What is needed: Find every line containing the word "Eucharistie" and report the count, nothing more.

• • • • • • •

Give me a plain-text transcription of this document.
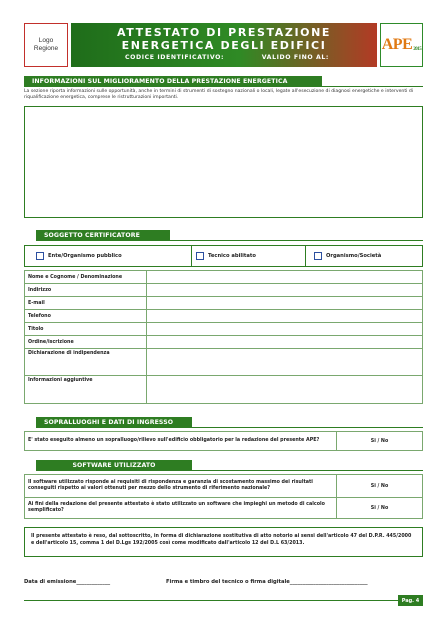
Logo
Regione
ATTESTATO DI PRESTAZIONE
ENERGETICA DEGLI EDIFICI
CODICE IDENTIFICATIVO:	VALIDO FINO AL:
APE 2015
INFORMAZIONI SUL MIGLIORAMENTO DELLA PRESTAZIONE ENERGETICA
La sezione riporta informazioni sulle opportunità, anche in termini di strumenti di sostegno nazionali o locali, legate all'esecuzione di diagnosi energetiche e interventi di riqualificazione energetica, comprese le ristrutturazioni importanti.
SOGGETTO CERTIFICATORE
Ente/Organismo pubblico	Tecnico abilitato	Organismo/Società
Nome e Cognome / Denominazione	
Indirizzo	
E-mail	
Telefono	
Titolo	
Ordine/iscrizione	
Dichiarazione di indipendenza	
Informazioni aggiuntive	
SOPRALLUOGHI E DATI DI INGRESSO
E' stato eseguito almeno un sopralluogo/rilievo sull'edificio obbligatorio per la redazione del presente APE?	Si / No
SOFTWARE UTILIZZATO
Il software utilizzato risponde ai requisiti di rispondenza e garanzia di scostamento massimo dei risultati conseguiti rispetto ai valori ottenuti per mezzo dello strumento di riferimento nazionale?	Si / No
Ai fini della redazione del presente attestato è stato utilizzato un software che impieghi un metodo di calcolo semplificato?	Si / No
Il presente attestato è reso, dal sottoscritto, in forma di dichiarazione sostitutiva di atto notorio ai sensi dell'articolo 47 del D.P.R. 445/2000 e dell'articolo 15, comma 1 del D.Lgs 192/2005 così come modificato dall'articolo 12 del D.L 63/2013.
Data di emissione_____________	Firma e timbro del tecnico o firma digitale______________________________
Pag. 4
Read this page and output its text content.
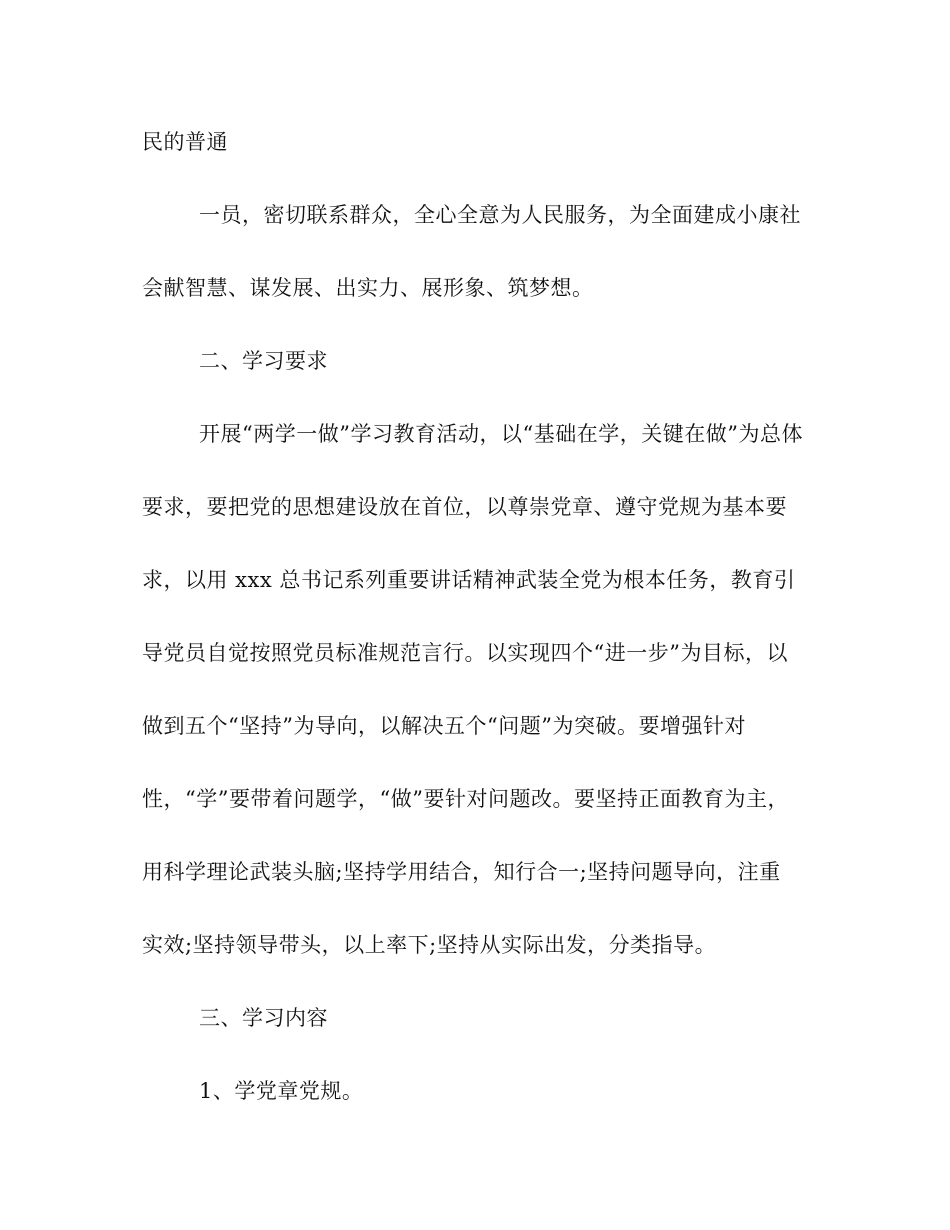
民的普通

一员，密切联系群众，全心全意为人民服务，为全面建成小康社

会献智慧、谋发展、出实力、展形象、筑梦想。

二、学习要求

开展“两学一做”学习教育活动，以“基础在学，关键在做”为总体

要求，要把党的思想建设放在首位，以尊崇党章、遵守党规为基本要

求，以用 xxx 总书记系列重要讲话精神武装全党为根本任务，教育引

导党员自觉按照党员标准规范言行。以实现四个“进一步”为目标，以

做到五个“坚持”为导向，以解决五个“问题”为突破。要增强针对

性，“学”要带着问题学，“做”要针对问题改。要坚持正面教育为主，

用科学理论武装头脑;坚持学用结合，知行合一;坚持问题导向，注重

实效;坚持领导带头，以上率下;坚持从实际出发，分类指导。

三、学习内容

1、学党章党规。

• • • • • • •

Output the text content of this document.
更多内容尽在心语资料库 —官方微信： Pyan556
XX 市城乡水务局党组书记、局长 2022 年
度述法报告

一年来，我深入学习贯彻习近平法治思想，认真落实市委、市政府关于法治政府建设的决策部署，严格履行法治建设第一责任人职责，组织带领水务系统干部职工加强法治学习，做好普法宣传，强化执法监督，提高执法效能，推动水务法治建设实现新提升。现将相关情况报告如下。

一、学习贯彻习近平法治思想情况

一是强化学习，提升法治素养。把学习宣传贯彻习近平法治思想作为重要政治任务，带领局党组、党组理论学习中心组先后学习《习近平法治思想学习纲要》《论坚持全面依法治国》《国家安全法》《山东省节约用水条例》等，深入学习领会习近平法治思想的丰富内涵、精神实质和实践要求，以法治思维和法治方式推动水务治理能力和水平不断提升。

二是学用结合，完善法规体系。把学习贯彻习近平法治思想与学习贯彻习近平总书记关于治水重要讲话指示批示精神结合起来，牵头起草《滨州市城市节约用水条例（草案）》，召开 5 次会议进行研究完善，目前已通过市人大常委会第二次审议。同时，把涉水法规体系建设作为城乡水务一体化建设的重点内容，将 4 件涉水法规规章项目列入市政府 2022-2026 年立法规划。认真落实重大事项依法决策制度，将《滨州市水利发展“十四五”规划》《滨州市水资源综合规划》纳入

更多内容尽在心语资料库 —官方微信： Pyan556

• • • • • • •

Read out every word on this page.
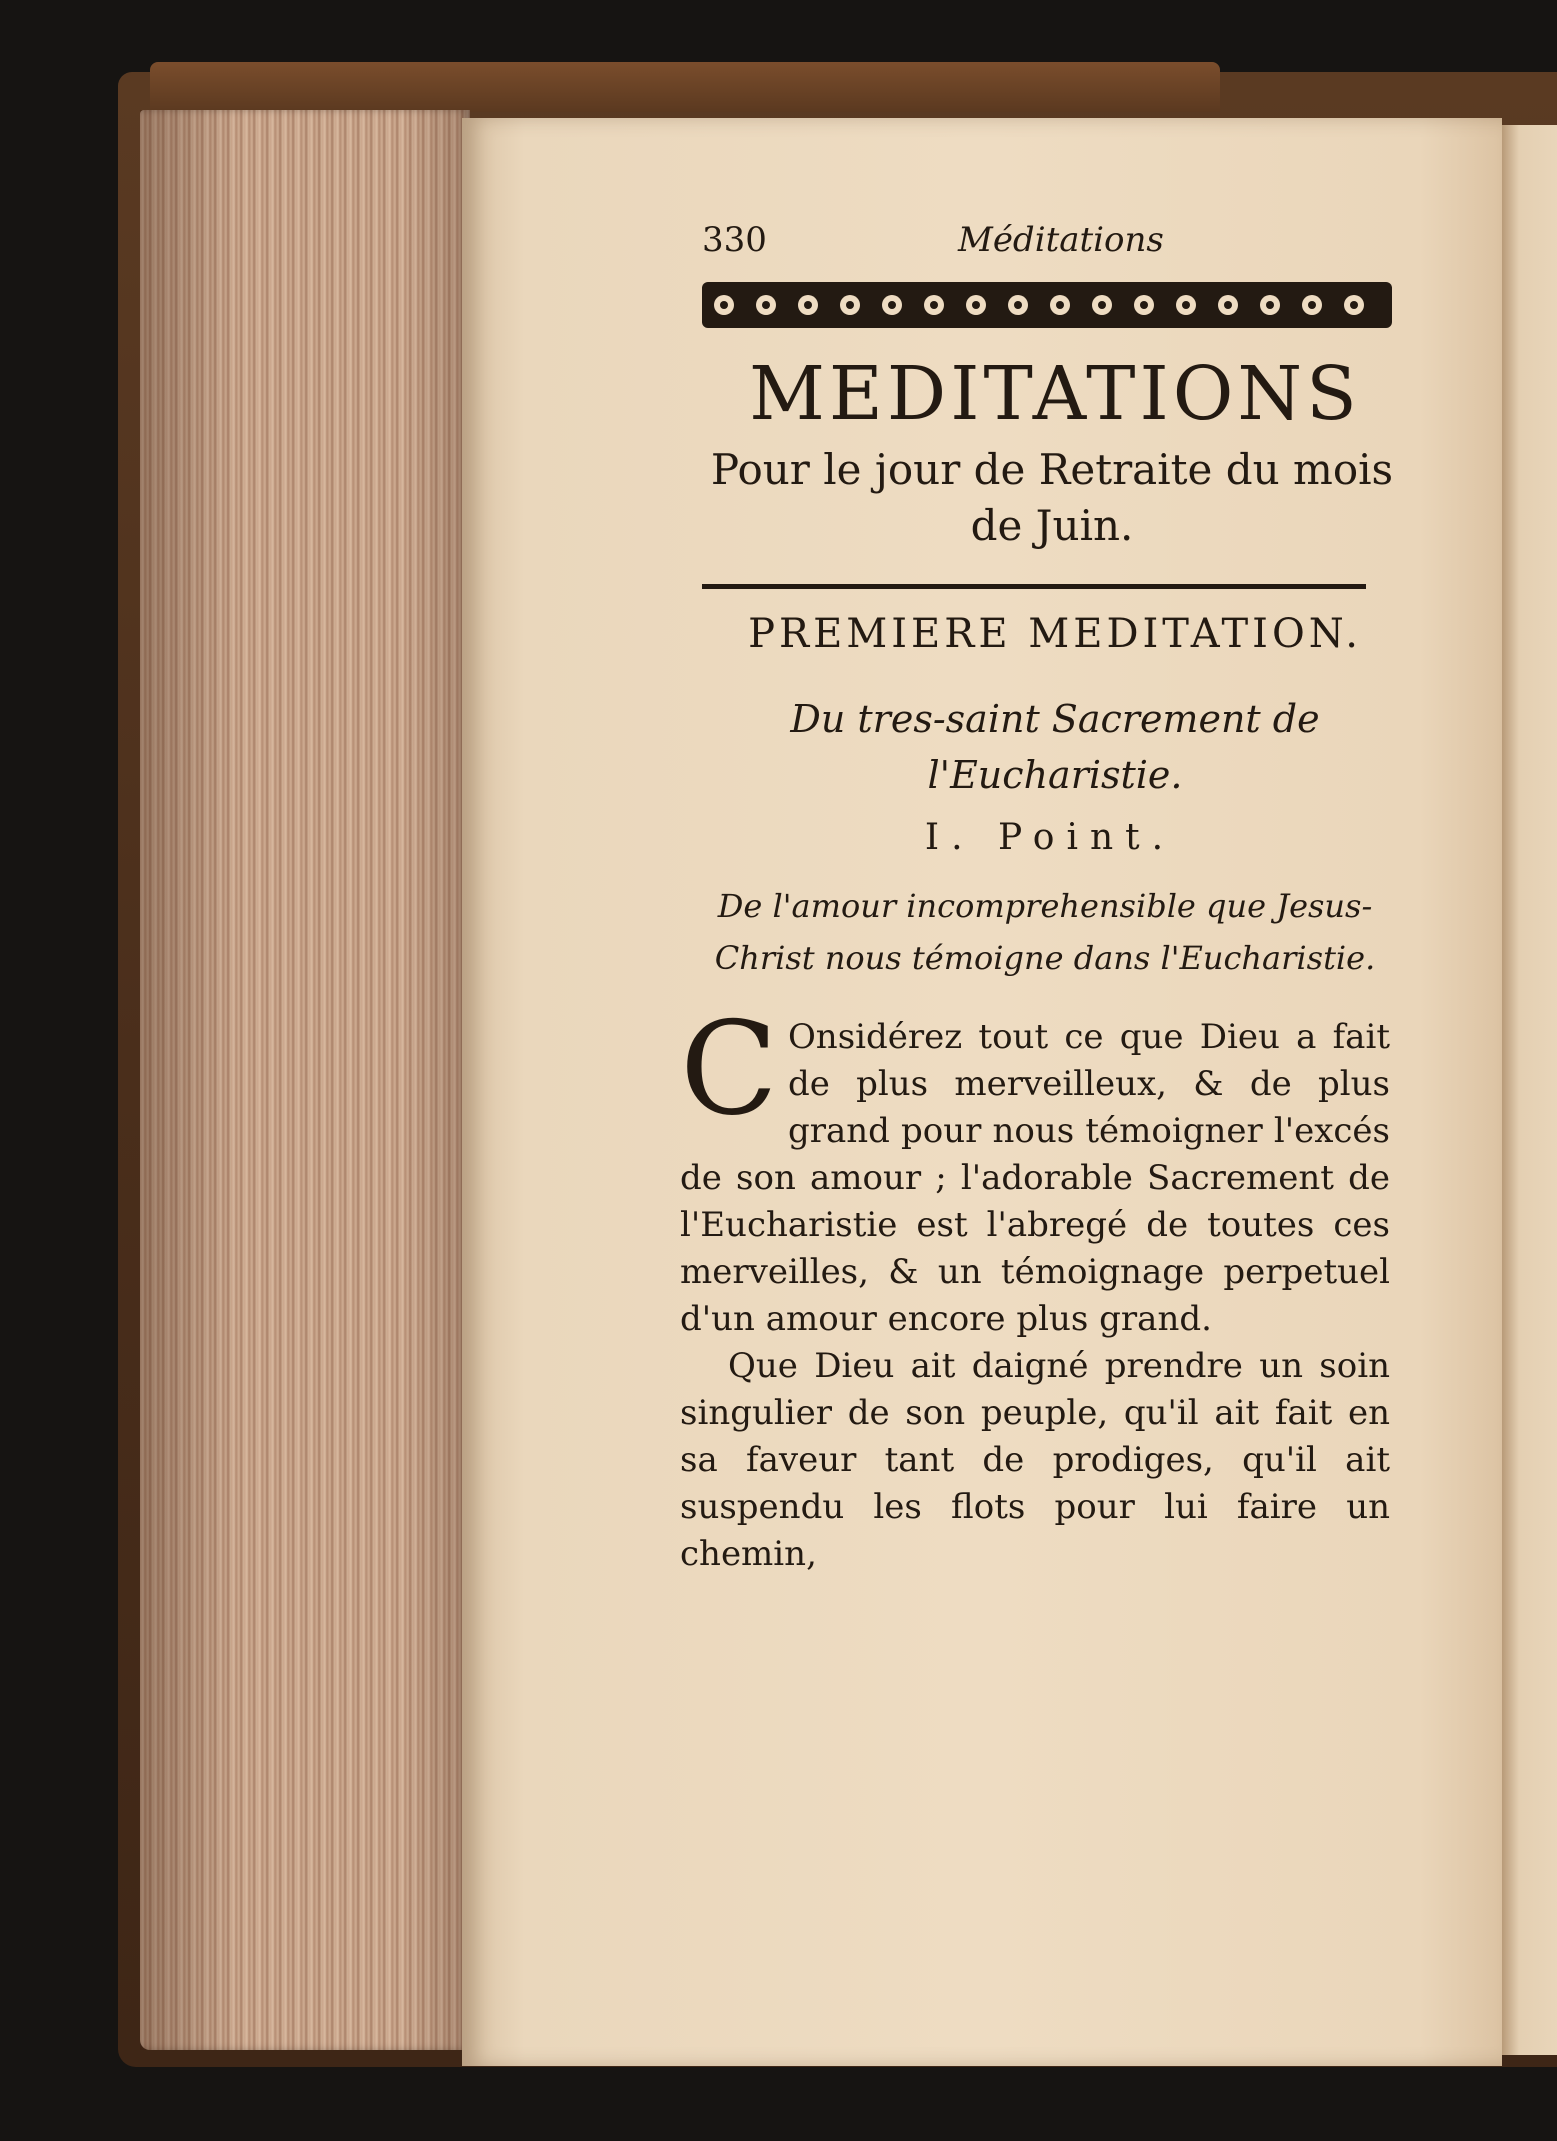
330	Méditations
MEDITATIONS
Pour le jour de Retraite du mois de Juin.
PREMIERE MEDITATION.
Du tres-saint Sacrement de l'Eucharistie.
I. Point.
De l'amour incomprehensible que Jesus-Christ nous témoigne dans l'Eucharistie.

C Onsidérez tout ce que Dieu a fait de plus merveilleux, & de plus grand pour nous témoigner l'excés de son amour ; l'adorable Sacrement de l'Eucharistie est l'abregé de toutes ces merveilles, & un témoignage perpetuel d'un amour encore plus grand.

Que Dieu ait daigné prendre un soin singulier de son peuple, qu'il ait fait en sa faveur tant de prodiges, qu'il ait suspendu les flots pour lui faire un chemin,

• • • • • • •

Response to this task: 3